(Boxed element entries)

:::::

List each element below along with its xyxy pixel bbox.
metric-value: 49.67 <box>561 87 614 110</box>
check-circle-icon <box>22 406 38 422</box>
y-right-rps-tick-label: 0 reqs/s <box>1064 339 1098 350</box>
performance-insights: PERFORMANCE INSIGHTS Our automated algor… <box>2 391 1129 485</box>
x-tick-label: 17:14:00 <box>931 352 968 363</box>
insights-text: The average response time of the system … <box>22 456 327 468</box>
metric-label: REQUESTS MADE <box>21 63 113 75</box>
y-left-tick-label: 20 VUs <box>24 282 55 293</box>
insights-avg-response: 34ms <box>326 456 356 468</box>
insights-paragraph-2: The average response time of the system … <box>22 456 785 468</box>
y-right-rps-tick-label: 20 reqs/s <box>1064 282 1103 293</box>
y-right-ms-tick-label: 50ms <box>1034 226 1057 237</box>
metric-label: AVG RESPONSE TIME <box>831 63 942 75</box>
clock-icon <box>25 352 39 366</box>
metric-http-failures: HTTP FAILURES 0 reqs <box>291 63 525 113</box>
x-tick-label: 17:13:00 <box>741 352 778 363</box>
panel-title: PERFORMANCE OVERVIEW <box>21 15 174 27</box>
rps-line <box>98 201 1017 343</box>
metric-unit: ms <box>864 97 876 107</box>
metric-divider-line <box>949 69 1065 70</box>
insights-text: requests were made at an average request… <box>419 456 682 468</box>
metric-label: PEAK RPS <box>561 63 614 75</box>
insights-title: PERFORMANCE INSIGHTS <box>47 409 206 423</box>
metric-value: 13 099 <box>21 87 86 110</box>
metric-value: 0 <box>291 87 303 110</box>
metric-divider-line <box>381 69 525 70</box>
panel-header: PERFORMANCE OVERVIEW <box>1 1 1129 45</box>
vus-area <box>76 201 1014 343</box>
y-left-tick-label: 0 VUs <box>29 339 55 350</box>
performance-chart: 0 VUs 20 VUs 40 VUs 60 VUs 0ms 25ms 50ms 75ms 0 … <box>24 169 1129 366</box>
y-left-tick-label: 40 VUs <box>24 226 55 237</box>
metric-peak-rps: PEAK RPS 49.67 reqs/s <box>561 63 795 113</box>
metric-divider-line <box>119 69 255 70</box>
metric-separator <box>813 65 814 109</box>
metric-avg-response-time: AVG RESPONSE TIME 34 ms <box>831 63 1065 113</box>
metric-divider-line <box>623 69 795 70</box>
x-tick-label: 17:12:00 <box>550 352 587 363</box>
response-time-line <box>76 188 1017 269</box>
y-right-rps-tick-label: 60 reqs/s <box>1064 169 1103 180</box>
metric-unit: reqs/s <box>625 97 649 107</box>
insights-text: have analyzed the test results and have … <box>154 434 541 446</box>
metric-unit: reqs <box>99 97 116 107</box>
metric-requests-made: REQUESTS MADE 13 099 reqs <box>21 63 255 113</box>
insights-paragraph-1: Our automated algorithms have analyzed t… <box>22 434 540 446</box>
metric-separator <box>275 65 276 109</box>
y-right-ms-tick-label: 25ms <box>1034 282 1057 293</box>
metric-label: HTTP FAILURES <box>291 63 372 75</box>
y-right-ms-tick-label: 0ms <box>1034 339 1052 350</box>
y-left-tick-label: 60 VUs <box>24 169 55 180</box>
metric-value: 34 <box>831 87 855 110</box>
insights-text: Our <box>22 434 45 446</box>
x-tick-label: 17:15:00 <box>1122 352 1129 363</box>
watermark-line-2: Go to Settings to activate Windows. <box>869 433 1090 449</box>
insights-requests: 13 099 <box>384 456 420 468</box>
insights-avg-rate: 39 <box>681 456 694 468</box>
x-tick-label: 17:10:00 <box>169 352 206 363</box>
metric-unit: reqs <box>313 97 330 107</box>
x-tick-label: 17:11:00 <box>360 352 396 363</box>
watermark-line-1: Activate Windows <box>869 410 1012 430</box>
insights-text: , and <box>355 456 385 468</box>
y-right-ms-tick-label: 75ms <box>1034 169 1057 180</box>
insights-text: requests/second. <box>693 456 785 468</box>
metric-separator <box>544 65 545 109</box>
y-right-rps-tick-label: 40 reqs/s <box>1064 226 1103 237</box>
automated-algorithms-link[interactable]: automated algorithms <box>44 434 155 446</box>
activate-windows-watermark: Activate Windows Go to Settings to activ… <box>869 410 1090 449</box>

:::::

Reproduce every line of the records above without any changes.

WRITTEN REPLY
List each element below along with its xyxy pixel bbox.
metric-value: 49.67 <box>561 87 614 110</box>
check-circle-icon <box>22 406 38 422</box>
y-right-rps-tick-label: 0 reqs/s <box>1064 339 1098 350</box>
performance-insights: PERFORMANCE INSIGHTS Our automated algor… <box>2 391 1129 485</box>
x-tick-label: 17:14:00 <box>931 352 968 363</box>
insights-text: The average response time of the system … <box>22 456 327 468</box>
metric-label: REQUESTS MADE <box>21 63 113 75</box>
y-left-tick-label: 20 VUs <box>24 282 55 293</box>
insights-avg-response: 34ms <box>326 456 356 468</box>
insights-paragraph-2: The average response time of the system … <box>22 456 785 468</box>
y-right-rps-tick-label: 20 reqs/s <box>1064 282 1103 293</box>
y-right-ms-tick-label: 50ms <box>1034 226 1057 237</box>
metric-label: AVG RESPONSE TIME <box>831 63 942 75</box>
clock-icon <box>25 352 39 366</box>
metric-http-failures: HTTP FAILURES 0 reqs <box>291 63 525 113</box>
x-tick-label: 17:13:00 <box>741 352 778 363</box>
panel-title: PERFORMANCE OVERVIEW <box>21 15 174 27</box>
rps-line <box>98 201 1017 343</box>
metric-unit: ms <box>864 97 876 107</box>
metric-divider-line <box>949 69 1065 70</box>
insights-text: requests were made at an average request… <box>419 456 682 468</box>
metric-label: PEAK RPS <box>561 63 614 75</box>
insights-title: PERFORMANCE INSIGHTS <box>47 409 206 423</box>
metric-value: 13 099 <box>21 87 86 110</box>
metric-value: 0 <box>291 87 303 110</box>
metric-divider-line <box>381 69 525 70</box>
panel-header: PERFORMANCE OVERVIEW <box>1 1 1129 45</box>
vus-area <box>76 201 1014 343</box>
y-left-tick-label: 0 VUs <box>29 339 55 350</box>
performance-chart: 0 VUs 20 VUs 40 VUs 60 VUs 0ms 25ms 50ms 75ms 0 … <box>24 169 1129 366</box>
y-left-tick-label: 40 VUs <box>24 226 55 237</box>
metric-peak-rps: PEAK RPS 49.67 reqs/s <box>561 63 795 113</box>
metric-divider-line <box>119 69 255 70</box>
metric-separator <box>813 65 814 109</box>
metric-avg-response-time: AVG RESPONSE TIME 34 ms <box>831 63 1065 113</box>
metric-divider-line <box>623 69 795 70</box>
x-tick-label: 17:12:00 <box>550 352 587 363</box>
response-time-line <box>76 188 1017 269</box>
y-right-rps-tick-label: 60 reqs/s <box>1064 169 1103 180</box>
metric-unit: reqs/s <box>625 97 649 107</box>
insights-text: have analyzed the test results and have … <box>154 434 541 446</box>
metric-unit: reqs <box>99 97 116 107</box>
metric-requests-made: REQUESTS MADE 13 099 reqs <box>21 63 255 113</box>
insights-paragraph-1: Our automated algorithms have analyzed t… <box>22 434 540 446</box>
metric-separator <box>275 65 276 109</box>
y-right-ms-tick-label: 25ms <box>1034 282 1057 293</box>
metric-label: HTTP FAILURES <box>291 63 372 75</box>
y-right-ms-tick-label: 0ms <box>1034 339 1052 350</box>
y-left-tick-label: 60 VUs <box>24 169 55 180</box>
metric-value: 34 <box>831 87 855 110</box>
insights-text: Our <box>22 434 45 446</box>
x-tick-label: 17:15:00 <box>1122 352 1129 363</box>
watermark-line-2: Go to Settings to activate Windows. <box>869 433 1090 449</box>
insights-requests: 13 099 <box>384 456 420 468</box>
insights-avg-rate: 39 <box>681 456 694 468</box>
x-tick-label: 17:10:00 <box>169 352 206 363</box>
metric-unit: reqs <box>313 97 330 107</box>
x-tick-label: 17:11:00 <box>360 352 396 363</box>
watermark-line-1: Activate Windows <box>869 410 1012 430</box>
insights-text: , and <box>355 456 385 468</box>
y-right-ms-tick-label: 75ms <box>1034 169 1057 180</box>
insights-text: requests/second. <box>693 456 785 468</box>
metric-separator <box>544 65 545 109</box>
y-right-rps-tick-label: 40 reqs/s <box>1064 226 1103 237</box>
automated-algorithms-link[interactable]: automated algorithms <box>44 434 155 446</box>
activate-windows-watermark: Activate Windows Go to Settings to activ… <box>869 410 1090 449</box>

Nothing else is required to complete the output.